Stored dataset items
§ §

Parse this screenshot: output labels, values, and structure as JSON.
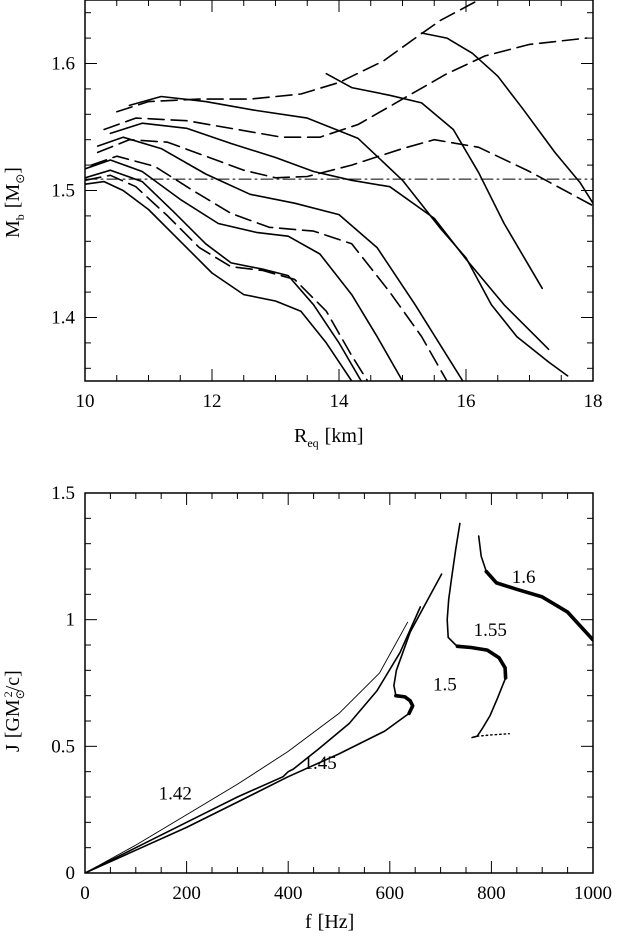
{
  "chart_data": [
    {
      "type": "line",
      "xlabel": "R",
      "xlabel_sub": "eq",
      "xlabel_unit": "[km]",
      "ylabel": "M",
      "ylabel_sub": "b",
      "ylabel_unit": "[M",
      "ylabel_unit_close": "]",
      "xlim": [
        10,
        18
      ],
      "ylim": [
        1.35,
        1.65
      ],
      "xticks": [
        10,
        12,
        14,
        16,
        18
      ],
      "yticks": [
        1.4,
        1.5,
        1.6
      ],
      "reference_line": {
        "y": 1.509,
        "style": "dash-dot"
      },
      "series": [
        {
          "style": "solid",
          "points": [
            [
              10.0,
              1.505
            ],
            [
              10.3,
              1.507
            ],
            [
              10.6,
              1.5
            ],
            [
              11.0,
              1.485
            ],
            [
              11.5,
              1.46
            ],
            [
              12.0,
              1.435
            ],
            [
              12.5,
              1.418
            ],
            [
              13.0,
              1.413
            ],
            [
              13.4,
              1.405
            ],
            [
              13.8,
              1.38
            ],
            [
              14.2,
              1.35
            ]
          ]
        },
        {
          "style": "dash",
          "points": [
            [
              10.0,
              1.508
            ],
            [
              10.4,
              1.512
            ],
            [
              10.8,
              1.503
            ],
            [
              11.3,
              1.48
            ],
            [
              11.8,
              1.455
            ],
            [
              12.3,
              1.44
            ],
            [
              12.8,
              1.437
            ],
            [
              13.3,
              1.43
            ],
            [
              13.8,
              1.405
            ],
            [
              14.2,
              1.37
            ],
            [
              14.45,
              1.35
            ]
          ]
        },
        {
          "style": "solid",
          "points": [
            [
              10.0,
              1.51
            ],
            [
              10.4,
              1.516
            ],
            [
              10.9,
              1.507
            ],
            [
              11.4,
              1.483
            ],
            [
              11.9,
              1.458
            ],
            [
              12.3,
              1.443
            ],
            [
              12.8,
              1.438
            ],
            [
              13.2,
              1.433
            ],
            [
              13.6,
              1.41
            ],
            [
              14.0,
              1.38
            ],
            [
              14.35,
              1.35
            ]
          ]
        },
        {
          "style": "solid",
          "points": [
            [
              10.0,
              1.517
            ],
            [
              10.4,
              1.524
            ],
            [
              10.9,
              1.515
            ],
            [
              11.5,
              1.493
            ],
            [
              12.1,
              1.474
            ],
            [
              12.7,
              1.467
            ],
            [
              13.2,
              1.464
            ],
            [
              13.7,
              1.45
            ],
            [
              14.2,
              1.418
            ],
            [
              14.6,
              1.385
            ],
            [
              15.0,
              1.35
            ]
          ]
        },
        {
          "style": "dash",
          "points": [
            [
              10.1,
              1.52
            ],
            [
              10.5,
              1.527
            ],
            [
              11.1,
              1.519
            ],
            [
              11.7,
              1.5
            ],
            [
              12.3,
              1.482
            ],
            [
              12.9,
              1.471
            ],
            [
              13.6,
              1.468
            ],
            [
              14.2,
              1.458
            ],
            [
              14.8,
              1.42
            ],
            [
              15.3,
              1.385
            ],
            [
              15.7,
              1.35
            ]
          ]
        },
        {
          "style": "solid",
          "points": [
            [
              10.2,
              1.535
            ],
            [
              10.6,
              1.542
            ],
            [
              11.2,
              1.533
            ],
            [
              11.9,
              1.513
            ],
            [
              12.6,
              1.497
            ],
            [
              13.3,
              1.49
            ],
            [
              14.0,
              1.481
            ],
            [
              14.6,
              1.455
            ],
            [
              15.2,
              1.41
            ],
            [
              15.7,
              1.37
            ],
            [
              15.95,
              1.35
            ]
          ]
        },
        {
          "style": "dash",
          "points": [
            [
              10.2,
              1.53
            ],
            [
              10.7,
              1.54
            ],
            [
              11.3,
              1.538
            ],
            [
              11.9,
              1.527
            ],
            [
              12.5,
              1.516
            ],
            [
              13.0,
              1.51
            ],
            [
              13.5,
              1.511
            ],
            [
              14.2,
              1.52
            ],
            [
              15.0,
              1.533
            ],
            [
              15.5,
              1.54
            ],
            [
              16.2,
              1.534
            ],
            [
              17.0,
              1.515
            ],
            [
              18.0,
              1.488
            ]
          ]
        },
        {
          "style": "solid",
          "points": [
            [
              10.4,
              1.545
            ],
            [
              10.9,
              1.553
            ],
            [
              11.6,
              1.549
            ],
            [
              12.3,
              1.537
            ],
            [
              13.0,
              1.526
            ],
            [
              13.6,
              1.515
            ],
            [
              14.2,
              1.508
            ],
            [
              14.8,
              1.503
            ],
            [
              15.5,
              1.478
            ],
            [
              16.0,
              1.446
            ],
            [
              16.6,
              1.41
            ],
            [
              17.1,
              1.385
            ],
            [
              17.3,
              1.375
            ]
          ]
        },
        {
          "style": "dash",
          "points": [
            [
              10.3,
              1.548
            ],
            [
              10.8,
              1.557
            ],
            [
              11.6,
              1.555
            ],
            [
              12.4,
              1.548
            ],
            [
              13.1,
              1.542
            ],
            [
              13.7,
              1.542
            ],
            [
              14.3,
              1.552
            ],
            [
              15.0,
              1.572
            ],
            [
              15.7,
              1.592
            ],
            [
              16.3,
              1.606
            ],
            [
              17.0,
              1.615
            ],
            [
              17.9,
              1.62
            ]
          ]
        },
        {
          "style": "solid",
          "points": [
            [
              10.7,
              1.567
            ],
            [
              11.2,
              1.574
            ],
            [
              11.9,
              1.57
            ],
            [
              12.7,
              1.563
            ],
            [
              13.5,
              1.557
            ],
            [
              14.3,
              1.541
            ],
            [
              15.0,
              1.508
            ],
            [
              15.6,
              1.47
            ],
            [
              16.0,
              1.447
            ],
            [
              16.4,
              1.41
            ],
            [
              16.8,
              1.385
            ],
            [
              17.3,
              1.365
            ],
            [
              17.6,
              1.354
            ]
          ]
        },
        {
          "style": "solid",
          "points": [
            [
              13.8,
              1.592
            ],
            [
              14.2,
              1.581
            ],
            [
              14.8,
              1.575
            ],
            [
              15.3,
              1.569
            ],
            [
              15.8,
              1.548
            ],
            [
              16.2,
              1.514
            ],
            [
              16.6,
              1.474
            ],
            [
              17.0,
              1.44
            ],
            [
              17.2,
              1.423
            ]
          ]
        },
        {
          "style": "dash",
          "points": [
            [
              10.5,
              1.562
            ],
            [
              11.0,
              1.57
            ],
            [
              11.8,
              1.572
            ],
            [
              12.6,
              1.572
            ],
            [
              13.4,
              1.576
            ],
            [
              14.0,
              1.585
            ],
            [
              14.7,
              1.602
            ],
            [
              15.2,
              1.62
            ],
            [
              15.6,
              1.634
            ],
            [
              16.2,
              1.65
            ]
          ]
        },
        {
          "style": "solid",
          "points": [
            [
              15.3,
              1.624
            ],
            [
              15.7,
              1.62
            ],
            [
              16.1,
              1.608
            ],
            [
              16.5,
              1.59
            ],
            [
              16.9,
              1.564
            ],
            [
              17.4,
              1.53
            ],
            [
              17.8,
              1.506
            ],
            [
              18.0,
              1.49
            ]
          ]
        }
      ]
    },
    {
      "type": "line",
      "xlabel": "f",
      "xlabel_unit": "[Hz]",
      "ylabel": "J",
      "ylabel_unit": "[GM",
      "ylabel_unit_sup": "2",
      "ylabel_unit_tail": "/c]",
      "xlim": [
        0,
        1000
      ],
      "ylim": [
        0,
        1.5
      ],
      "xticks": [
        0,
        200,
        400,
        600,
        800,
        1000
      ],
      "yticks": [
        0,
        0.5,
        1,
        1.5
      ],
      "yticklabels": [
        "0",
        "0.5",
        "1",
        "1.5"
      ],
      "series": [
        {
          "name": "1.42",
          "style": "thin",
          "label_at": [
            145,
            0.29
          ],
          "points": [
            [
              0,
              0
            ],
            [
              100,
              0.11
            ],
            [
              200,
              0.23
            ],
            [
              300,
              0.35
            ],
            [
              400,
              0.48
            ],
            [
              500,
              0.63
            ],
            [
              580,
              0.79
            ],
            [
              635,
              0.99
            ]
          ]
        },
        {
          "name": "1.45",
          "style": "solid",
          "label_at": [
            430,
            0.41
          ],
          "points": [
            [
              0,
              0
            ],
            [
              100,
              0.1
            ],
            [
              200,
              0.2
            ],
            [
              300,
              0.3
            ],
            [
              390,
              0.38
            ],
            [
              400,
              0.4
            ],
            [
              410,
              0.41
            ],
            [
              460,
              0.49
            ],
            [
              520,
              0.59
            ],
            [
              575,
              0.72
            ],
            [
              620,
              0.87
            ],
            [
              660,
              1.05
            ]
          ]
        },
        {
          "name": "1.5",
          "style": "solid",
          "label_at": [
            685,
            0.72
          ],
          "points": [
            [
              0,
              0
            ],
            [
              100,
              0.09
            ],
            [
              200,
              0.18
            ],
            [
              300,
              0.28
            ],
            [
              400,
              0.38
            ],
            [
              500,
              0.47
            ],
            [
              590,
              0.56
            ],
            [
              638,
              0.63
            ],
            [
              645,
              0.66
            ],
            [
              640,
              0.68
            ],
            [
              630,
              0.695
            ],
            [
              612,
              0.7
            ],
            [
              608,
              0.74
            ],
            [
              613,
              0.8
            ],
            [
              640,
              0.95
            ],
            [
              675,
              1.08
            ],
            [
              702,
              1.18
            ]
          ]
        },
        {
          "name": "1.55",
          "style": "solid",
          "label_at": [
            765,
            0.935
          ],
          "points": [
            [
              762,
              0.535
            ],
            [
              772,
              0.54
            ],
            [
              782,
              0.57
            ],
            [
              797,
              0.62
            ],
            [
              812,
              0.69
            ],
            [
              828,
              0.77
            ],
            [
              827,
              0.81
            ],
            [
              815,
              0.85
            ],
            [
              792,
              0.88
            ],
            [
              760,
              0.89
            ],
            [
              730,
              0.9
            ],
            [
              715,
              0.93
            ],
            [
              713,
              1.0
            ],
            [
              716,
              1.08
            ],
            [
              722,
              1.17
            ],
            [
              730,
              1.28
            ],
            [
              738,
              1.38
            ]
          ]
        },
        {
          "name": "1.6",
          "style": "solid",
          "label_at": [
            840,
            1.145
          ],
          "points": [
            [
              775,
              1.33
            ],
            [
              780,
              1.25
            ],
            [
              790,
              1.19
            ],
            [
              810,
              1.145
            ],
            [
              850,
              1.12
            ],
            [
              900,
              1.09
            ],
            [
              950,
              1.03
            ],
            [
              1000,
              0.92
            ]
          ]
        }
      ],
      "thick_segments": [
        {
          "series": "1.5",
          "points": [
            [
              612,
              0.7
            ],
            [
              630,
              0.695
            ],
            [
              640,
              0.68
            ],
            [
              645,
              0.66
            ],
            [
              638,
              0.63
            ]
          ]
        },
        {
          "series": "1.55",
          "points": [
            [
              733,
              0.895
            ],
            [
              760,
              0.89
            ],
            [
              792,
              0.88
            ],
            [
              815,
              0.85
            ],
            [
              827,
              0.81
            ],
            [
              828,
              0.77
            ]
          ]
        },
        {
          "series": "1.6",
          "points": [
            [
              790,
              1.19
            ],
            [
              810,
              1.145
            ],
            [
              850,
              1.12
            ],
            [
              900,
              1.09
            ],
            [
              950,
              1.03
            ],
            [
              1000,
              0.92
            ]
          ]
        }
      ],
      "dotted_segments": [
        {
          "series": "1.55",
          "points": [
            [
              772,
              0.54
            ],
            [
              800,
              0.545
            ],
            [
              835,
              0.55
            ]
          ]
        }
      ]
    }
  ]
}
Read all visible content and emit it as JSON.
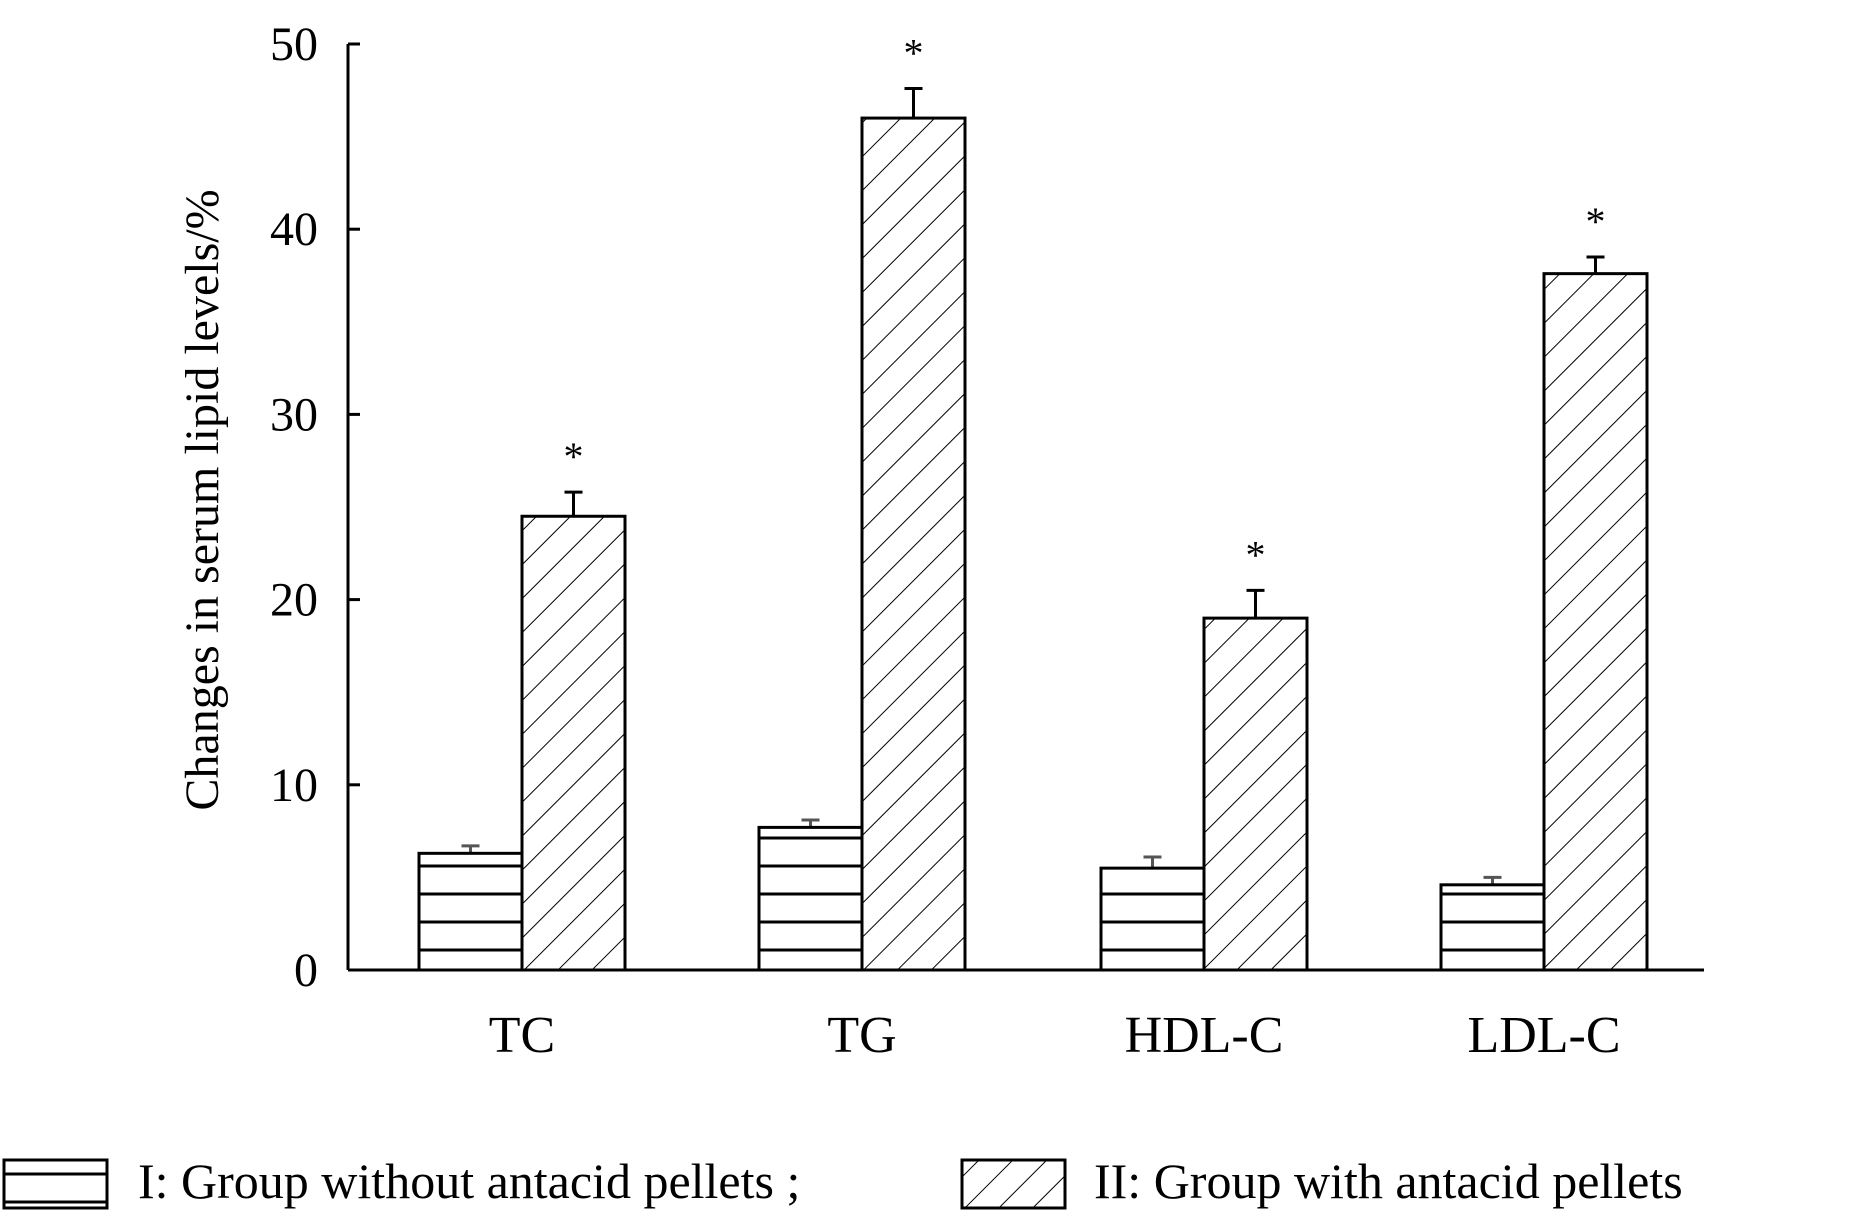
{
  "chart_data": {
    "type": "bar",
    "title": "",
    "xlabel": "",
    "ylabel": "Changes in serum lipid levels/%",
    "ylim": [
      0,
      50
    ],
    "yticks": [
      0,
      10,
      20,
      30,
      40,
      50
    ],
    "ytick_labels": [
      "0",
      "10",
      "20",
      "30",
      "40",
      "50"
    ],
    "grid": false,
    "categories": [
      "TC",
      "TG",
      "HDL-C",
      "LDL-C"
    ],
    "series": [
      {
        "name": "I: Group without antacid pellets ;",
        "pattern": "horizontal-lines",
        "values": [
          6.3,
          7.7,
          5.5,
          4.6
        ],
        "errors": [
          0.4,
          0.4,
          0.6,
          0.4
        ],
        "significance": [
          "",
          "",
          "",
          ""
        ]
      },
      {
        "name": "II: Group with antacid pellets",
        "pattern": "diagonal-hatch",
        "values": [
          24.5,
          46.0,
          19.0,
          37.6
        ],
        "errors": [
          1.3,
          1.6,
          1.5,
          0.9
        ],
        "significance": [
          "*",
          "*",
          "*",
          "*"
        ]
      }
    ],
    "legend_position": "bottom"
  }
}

§ §

Work required - The answer is one number: how many lines of the material above contain "pellets".

Task result - 2